§ Task to carry out:
List, from the lines below, each one with "根据材料一" in it.

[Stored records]
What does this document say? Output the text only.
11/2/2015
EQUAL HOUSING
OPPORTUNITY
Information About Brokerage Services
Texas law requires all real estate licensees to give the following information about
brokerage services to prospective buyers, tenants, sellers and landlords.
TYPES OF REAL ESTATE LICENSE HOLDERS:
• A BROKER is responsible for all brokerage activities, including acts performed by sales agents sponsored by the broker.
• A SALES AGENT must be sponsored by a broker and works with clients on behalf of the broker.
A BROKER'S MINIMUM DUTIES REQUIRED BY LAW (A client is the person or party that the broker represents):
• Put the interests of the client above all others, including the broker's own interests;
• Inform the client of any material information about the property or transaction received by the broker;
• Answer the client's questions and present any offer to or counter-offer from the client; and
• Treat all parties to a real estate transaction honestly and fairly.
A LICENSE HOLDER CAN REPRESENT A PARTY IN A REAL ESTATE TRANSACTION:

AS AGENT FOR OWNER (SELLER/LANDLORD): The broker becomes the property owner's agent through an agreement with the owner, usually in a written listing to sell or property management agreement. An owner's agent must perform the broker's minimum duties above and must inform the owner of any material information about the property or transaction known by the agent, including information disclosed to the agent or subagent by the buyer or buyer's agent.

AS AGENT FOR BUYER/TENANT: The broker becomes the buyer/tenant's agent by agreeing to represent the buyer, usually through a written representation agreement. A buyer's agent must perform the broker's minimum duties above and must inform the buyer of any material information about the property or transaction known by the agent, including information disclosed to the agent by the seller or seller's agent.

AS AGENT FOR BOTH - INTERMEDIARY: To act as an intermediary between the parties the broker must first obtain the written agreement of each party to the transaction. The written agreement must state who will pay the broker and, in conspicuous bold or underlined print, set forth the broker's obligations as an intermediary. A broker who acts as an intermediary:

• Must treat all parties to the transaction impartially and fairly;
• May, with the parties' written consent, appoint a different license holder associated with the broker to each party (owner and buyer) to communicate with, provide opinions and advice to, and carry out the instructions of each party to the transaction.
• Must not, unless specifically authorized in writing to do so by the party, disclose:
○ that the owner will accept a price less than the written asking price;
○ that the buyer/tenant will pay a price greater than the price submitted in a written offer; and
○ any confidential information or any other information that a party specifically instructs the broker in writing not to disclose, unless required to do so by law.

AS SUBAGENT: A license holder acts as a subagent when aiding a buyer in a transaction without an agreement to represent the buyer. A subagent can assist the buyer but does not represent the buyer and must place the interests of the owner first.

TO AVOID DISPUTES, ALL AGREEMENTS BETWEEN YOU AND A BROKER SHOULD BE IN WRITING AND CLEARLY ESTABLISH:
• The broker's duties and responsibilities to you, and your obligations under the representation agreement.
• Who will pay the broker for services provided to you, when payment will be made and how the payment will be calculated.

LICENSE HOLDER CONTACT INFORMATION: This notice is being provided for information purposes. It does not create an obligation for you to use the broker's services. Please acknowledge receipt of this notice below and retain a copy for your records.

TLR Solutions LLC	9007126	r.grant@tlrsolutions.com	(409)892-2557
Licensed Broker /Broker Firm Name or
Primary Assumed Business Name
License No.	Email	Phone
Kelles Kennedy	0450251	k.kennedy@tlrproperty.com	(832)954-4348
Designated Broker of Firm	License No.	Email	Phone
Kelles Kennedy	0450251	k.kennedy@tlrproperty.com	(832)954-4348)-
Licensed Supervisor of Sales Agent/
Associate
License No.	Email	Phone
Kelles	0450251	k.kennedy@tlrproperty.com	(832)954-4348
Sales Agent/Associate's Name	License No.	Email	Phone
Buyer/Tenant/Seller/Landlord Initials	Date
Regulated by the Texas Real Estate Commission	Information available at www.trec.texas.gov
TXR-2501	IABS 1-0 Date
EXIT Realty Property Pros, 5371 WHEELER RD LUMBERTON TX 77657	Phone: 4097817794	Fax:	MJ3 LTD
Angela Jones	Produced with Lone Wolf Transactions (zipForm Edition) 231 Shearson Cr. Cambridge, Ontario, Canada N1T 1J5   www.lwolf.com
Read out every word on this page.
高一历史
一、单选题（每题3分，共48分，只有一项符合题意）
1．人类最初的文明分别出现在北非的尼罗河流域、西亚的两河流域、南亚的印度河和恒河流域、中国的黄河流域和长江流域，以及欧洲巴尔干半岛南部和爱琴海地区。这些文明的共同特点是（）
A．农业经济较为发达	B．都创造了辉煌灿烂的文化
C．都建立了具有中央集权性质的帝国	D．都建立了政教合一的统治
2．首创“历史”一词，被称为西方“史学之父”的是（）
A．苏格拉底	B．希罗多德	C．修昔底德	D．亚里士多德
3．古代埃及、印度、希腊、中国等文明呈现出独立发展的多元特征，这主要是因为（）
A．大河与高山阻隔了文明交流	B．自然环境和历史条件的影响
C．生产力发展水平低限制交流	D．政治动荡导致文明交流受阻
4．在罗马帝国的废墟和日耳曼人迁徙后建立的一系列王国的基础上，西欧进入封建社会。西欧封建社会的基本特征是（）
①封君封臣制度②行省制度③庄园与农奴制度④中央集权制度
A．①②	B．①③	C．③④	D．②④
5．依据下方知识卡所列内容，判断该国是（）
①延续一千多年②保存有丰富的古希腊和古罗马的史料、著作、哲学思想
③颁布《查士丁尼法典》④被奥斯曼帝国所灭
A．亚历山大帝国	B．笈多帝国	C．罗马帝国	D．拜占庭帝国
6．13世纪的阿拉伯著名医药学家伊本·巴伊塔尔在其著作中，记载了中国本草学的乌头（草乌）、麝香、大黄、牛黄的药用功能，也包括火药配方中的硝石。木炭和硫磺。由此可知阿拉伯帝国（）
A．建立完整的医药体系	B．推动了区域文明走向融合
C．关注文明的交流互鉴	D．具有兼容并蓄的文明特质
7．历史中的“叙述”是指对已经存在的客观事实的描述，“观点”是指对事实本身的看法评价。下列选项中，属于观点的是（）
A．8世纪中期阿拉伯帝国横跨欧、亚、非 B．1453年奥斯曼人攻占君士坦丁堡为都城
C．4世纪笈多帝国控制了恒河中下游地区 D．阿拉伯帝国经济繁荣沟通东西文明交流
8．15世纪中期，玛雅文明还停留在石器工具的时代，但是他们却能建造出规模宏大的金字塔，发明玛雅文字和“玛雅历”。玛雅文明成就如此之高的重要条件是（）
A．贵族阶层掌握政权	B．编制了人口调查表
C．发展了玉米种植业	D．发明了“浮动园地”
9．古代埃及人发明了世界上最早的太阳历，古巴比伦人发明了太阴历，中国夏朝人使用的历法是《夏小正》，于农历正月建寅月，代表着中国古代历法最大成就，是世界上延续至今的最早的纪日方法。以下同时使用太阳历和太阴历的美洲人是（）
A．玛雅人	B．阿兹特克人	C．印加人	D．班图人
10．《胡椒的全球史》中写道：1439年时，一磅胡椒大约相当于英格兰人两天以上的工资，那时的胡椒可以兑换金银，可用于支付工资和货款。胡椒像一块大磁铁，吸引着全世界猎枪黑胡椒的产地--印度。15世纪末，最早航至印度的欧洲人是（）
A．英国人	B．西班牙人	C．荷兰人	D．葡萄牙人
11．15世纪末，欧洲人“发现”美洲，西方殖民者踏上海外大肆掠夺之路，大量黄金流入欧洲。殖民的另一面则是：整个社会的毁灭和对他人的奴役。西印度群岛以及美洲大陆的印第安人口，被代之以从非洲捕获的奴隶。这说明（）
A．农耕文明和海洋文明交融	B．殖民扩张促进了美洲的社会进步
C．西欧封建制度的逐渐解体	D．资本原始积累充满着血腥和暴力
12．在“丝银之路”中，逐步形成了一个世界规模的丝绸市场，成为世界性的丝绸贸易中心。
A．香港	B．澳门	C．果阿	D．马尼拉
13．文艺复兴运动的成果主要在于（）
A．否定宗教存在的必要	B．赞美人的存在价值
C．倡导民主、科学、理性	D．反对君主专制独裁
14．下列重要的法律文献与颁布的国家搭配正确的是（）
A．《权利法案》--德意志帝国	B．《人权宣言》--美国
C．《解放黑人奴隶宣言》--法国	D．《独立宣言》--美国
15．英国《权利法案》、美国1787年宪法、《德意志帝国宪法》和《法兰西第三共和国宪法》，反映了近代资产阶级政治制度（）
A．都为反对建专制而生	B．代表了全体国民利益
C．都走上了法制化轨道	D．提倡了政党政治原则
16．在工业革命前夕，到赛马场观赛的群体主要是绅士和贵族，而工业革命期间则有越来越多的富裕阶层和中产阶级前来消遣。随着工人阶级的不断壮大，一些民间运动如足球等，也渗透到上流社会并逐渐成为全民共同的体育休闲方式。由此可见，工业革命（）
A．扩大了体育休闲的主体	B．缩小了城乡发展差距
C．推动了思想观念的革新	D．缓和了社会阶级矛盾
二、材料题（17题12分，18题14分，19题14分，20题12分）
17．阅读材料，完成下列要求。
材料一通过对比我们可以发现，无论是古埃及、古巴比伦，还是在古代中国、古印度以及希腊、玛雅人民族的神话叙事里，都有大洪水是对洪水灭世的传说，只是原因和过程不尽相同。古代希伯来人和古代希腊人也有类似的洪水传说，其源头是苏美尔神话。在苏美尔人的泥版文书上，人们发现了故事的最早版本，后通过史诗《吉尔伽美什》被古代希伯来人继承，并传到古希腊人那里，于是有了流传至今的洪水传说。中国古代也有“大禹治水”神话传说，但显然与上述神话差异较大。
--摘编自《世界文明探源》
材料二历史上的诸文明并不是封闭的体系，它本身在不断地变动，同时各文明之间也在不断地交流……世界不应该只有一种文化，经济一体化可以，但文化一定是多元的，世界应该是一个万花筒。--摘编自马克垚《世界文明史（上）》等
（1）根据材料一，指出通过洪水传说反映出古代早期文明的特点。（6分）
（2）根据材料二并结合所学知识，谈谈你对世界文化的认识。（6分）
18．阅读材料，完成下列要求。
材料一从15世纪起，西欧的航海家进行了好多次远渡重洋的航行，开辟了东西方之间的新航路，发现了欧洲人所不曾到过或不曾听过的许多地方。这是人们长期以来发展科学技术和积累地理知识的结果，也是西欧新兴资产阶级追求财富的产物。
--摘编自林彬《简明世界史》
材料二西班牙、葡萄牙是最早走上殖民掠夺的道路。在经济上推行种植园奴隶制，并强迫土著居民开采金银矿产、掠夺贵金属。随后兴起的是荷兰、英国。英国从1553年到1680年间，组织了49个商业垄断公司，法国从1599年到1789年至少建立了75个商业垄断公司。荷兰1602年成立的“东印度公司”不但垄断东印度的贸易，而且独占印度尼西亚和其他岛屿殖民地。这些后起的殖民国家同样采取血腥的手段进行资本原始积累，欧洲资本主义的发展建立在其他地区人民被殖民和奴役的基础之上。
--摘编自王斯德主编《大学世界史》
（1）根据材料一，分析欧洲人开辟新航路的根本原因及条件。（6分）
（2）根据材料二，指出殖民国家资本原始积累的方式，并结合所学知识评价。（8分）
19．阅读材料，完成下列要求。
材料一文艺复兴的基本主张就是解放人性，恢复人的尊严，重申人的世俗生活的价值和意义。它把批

§ Written response:
（1）根据材料一，指出通过洪水传说反映出古代早期文明的特点。（6分）
（1）根据材料一，分析欧洲人开辟新航路的根本原因及条件。（6分）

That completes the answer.